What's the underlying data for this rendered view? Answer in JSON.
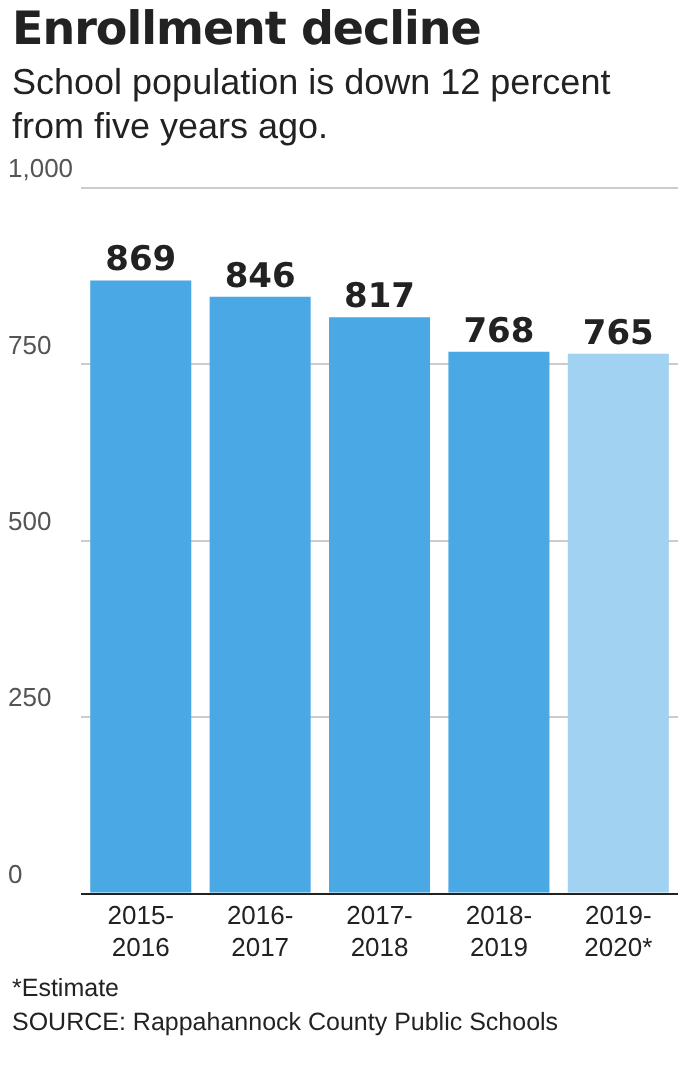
{
  "chart_data": {
    "type": "bar",
    "title": "Enrollment decline",
    "subtitle": "School population is down 12 percent from five years ago.",
    "categories": [
      "2015-\n2016",
      "2016-\n2017",
      "2017-\n2018",
      "2018-\n2019",
      "2019-\n2020*"
    ],
    "values": [
      869,
      846,
      817,
      768,
      765
    ],
    "colors": [
      "#4aa9e4",
      "#4aa9e4",
      "#4aa9e4",
      "#4aa9e4",
      "#a2d2f2"
    ],
    "ylim": [
      0,
      1000
    ],
    "yticks": [
      0,
      250,
      500,
      750,
      {
        "value": 1000,
        "label": "1,000"
      }
    ],
    "grid": "y",
    "data_labels": true,
    "annotations": [
      "*Estimate",
      "SOURCE: Rappahannock County Public Schools"
    ]
  }
}
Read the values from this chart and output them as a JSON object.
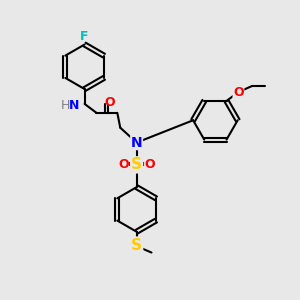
{
  "background_color": "#e8e8e8",
  "bond_color": "#000000",
  "atom_colors": {
    "F": "#00bfbf",
    "N": "#0000ff",
    "O": "#ff0000",
    "S_sulfonyl": "#ffcc00",
    "S_thio": "#ffcc00",
    "H": "#808080",
    "C": "#000000"
  },
  "figsize": [
    3.0,
    3.0
  ],
  "dpi": 100
}
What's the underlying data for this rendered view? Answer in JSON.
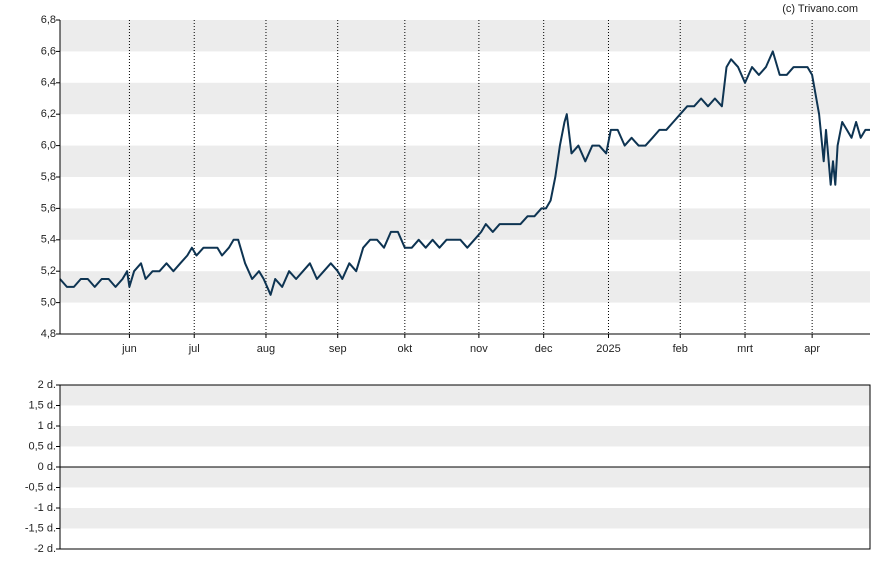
{
  "chart_data": [
    {
      "type": "line",
      "annotation": "(c) Trivano.com",
      "xlim": [
        0,
        350
      ],
      "xticks": [
        {
          "value": 30,
          "label": "jun"
        },
        {
          "value": 58,
          "label": "jul"
        },
        {
          "value": 89,
          "label": "aug"
        },
        {
          "value": 120,
          "label": "sep"
        },
        {
          "value": 149,
          "label": "okt"
        },
        {
          "value": 181,
          "label": "nov"
        },
        {
          "value": 209,
          "label": "dec"
        },
        {
          "value": 237,
          "label": "2025"
        },
        {
          "value": 268,
          "label": "feb"
        },
        {
          "value": 296,
          "label": "mrt"
        },
        {
          "value": 325,
          "label": "apr"
        }
      ],
      "ylim": [
        4.8,
        6.8
      ],
      "yticks": [
        {
          "value": 4.8,
          "label": "4,8"
        },
        {
          "value": 5.0,
          "label": "5,0"
        },
        {
          "value": 5.2,
          "label": "5,2"
        },
        {
          "value": 5.4,
          "label": "5,4"
        },
        {
          "value": 5.6,
          "label": "5,6"
        },
        {
          "value": 5.8,
          "label": "5,8"
        },
        {
          "value": 6.0,
          "label": "6,0"
        },
        {
          "value": 6.2,
          "label": "6,2"
        },
        {
          "value": 6.4,
          "label": "6,4"
        },
        {
          "value": 6.6,
          "label": "6,6"
        },
        {
          "value": 6.8,
          "label": "6,8"
        }
      ],
      "grid": true,
      "color": "#0e3452",
      "x": [
        0,
        3,
        6,
        9,
        12,
        15,
        18,
        21,
        24,
        27,
        29,
        30,
        32,
        35,
        37,
        40,
        43,
        46,
        49,
        52,
        55,
        57,
        59,
        62,
        65,
        68,
        70,
        73,
        75,
        77,
        80,
        83,
        86,
        88,
        91,
        93,
        96,
        99,
        102,
        105,
        108,
        111,
        114,
        117,
        120,
        122,
        125,
        128,
        131,
        134,
        137,
        140,
        143,
        146,
        149,
        152,
        155,
        158,
        161,
        164,
        167,
        170,
        173,
        176,
        179,
        182,
        184,
        187,
        190,
        193,
        196,
        199,
        202,
        205,
        208,
        210,
        212,
        214,
        216,
        218,
        219,
        221,
        224,
        227,
        230,
        233,
        236,
        238,
        241,
        244,
        247,
        250,
        253,
        256,
        259,
        262,
        265,
        268,
        271,
        274,
        277,
        280,
        283,
        286,
        288,
        290,
        293,
        296,
        299,
        302,
        305,
        308,
        311,
        314,
        317,
        320,
        323,
        325,
        328,
        330,
        331,
        333,
        334,
        335,
        336,
        338,
        340,
        342,
        344,
        346,
        348,
        350
      ],
      "values": [
        5.15,
        5.1,
        5.1,
        5.15,
        5.15,
        5.1,
        5.15,
        5.15,
        5.1,
        5.15,
        5.2,
        5.1,
        5.2,
        5.25,
        5.15,
        5.2,
        5.2,
        5.25,
        5.2,
        5.25,
        5.3,
        5.35,
        5.3,
        5.35,
        5.35,
        5.35,
        5.3,
        5.35,
        5.4,
        5.4,
        5.25,
        5.15,
        5.2,
        5.15,
        5.05,
        5.15,
        5.1,
        5.2,
        5.15,
        5.2,
        5.25,
        5.15,
        5.2,
        5.25,
        5.2,
        5.15,
        5.25,
        5.2,
        5.35,
        5.4,
        5.4,
        5.35,
        5.45,
        5.45,
        5.35,
        5.35,
        5.4,
        5.35,
        5.4,
        5.35,
        5.4,
        5.4,
        5.4,
        5.35,
        5.4,
        5.45,
        5.5,
        5.45,
        5.5,
        5.5,
        5.5,
        5.5,
        5.55,
        5.55,
        5.6,
        5.6,
        5.65,
        5.8,
        6.0,
        6.15,
        6.2,
        5.95,
        6.0,
        5.9,
        6.0,
        6.0,
        5.95,
        6.1,
        6.1,
        6.0,
        6.05,
        6.0,
        6.0,
        6.05,
        6.1,
        6.1,
        6.15,
        6.2,
        6.25,
        6.25,
        6.3,
        6.25,
        6.3,
        6.25,
        6.5,
        6.55,
        6.5,
        6.4,
        6.5,
        6.45,
        6.5,
        6.6,
        6.45,
        6.45,
        6.5,
        6.5,
        6.5,
        6.45,
        6.2,
        5.9,
        6.1,
        5.75,
        5.9,
        5.75,
        6.0,
        6.15,
        6.1,
        6.05,
        6.15,
        6.05,
        6.1,
        6.1
      ]
    },
    {
      "type": "bar",
      "ylim": [
        -2,
        2
      ],
      "yticks": [
        {
          "value": -2,
          "label": "-2 d."
        },
        {
          "value": -1.5,
          "label": "-1,5 d."
        },
        {
          "value": -1,
          "label": "-1 d."
        },
        {
          "value": -0.5,
          "label": "-0,5 d."
        },
        {
          "value": 0,
          "label": "0 d."
        },
        {
          "value": 0.5,
          "label": "0,5 d."
        },
        {
          "value": 1,
          "label": "1 d."
        },
        {
          "value": 1.5,
          "label": "1,5 d."
        },
        {
          "value": 2,
          "label": "2 d."
        }
      ],
      "grid": true
    }
  ]
}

★ ★ ★

**WHAT THIS TASK INVOLVES:**
Every line of the data above should be quoted exactly. Omit the pictures.

**THE REPLY:**
What's the underlying data for this rendered view? Answer in JSON.
{
  "chart_data": {
    "type": "bar",
    "title": "Enrollment decline",
    "subtitle": "School population is down 12 percent from five years ago.",
    "categories": [
      "2015-\n2016",
      "2016-\n2017",
      "2017-\n2018",
      "2018-\n2019",
      "2019-\n2020*"
    ],
    "values": [
      869,
      846,
      817,
      768,
      765
    ],
    "colors": [
      "#4aa9e4",
      "#4aa9e4",
      "#4aa9e4",
      "#4aa9e4",
      "#a2d2f2"
    ],
    "ylim": [
      0,
      1000
    ],
    "yticks": [
      0,
      250,
      500,
      750,
      {
        "value": 1000,
        "label": "1,000"
      }
    ],
    "grid": "y",
    "data_labels": true,
    "annotations": [
      "*Estimate",
      "SOURCE: Rappahannock County Public Schools"
    ]
  }
}
Read the values from this chart and output them as a JSON object.
{
  "background_color": "#e8e8e8",
  "bond_color": "#000000",
  "atom_colors": {
    "F": "#00bfbf",
    "N": "#0000ff",
    "O": "#ff0000",
    "S_sulfonyl": "#ffcc00",
    "S_thio": "#ffcc00",
    "H": "#808080",
    "C": "#000000"
  },
  "figsize": [
    3.0,
    3.0
  ],
  "dpi": 100
}
What's the underlying data for this rendered view? Answer in JSON.
{
  "chart_data": [
    {
      "type": "line",
      "annotation": "(c) Trivano.com",
      "xlim": [
        0,
        350
      ],
      "xticks": [
        {
          "value": 30,
          "label": "jun"
        },
        {
          "value": 58,
          "label": "jul"
        },
        {
          "value": 89,
          "label": "aug"
        },
        {
          "value": 120,
          "label": "sep"
        },
        {
          "value": 149,
          "label": "okt"
        },
        {
          "value": 181,
          "label": "nov"
        },
        {
          "value": 209,
          "label": "dec"
        },
        {
          "value": 237,
          "label": "2025"
        },
        {
          "value": 268,
          "label": "feb"
        },
        {
          "value": 296,
          "label": "mrt"
        },
        {
          "value": 325,
          "label": "apr"
        }
      ],
      "ylim": [
        4.8,
        6.8
      ],
      "yticks": [
        {
          "value": 4.8,
          "label": "4,8"
        },
        {
          "value": 5.0,
          "label": "5,0"
        },
        {
          "value": 5.2,
          "label": "5,2"
        },
        {
          "value": 5.4,
          "label": "5,4"
        },
        {
          "value": 5.6,
          "label": "5,6"
        },
        {
          "value": 5.8,
          "label": "5,8"
        },
        {
          "value": 6.0,
          "label": "6,0"
        },
        {
          "value": 6.2,
          "label": "6,2"
        },
        {
          "value": 6.4,
          "label": "6,4"
        },
        {
          "value": 6.6,
          "label": "6,6"
        },
        {
          "value": 6.8,
          "label": "6,8"
        }
      ],
      "grid": true,
      "color": "#0e3452",
      "x": [
        0,
        3,
        6,
        9,
        12,
        15,
        18,
        21,
        24,
        27,
        29,
        30,
        32,
        35,
        37,
        40,
        43,
        46,
        49,
        52,
        55,
        57,
        59,
        62,
        65,
        68,
        70,
        73,
        75,
        77,
        80,
        83,
        86,
        88,
        91,
        93,
        96,
        99,
        102,
        105,
        108,
        111,
        114,
        117,
        120,
        122,
        125,
        128,
        131,
        134,
        137,
        140,
        143,
        146,
        149,
        152,
        155,
        158,
        161,
        164,
        167,
        170,
        173,
        176,
        179,
        182,
        184,
        187,
        190,
        193,
        196,
        199,
        202,
        205,
        208,
        210,
        212,
        214,
        216,
        218,
        219,
        221,
        224,
        227,
        230,
        233,
        236,
        238,
        241,
        244,
        247,
        250,
        253,
        256,
        259,
        262,
        265,
        268,
        271,
        274,
        277,
        280,
        283,
        286,
        288,
        290,
        293,
        296,
        299,
        302,
        305,
        308,
        311,
        314,
        317,
        320,
        323,
        325,
        328,
        330,
        331,
        333,
        334,
        335,
        336,
        338,
        340,
        342,
        344,
        346,
        348,
        350
      ],
      "values": [
        5.15,
        5.1,
        5.1,
        5.15,
        5.15,
        5.1,
        5.15,
        5.15,
        5.1,
        5.15,
        5.2,
        5.1,
        5.2,
        5.25,
        5.15,
        5.2,
        5.2,
        5.25,
        5.2,
        5.25,
        5.3,
        5.35,
        5.3,
        5.35,
        5.35,
        5.35,
        5.3,
        5.35,
        5.4,
        5.4,
        5.25,
        5.15,
        5.2,
        5.15,
        5.05,
        5.15,
        5.1,
        5.2,
        5.15,
        5.2,
        5.25,
        5.15,
        5.2,
        5.25,
        5.2,
        5.15,
        5.25,
        5.2,
        5.35,
        5.4,
        5.4,
        5.35,
        5.45,
        5.45,
        5.35,
        5.35,
        5.4,
        5.35,
        5.4,
        5.35,
        5.4,
        5.4,
        5.4,
        5.35,
        5.4,
        5.45,
        5.5,
        5.45,
        5.5,
        5.5,
        5.5,
        5.5,
        5.55,
        5.55,
        5.6,
        5.6,
        5.65,
        5.8,
        6.0,
        6.15,
        6.2,
        5.95,
        6.0,
        5.9,
        6.0,
        6.0,
        5.95,
        6.1,
        6.1,
        6.0,
        6.05,
        6.0,
        6.0,
        6.05,
        6.1,
        6.1,
        6.15,
        6.2,
        6.25,
        6.25,
        6.3,
        6.25,
        6.3,
        6.25,
        6.5,
        6.55,
        6.5,
        6.4,
        6.5,
        6.45,
        6.5,
        6.6,
        6.45,
        6.45,
        6.5,
        6.5,
        6.5,
        6.45,
        6.2,
        5.9,
        6.1,
        5.75,
        5.9,
        5.75,
        6.0,
        6.15,
        6.1,
        6.05,
        6.15,
        6.05,
        6.1,
        6.1
      ]
    },
    {
      "type": "bar",
      "ylim": [
        -2,
        2
      ],
      "yticks": [
        {
          "value": -2,
          "label": "-2 d."
        },
        {
          "value": -1.5,
          "label": "-1,5 d."
        },
        {
          "value": -1,
          "label": "-1 d."
        },
        {
          "value": -0.5,
          "label": "-0,5 d."
        },
        {
          "value": 0,
          "label": "0 d."
        },
        {
          "value": 0.5,
          "label": "0,5 d."
        },
        {
          "value": 1,
          "label": "1 d."
        },
        {
          "value": 1.5,
          "label": "1,5 d."
        },
        {
          "value": 2,
          "label": "2 d."
        }
      ],
      "grid": true
    }
  ]
}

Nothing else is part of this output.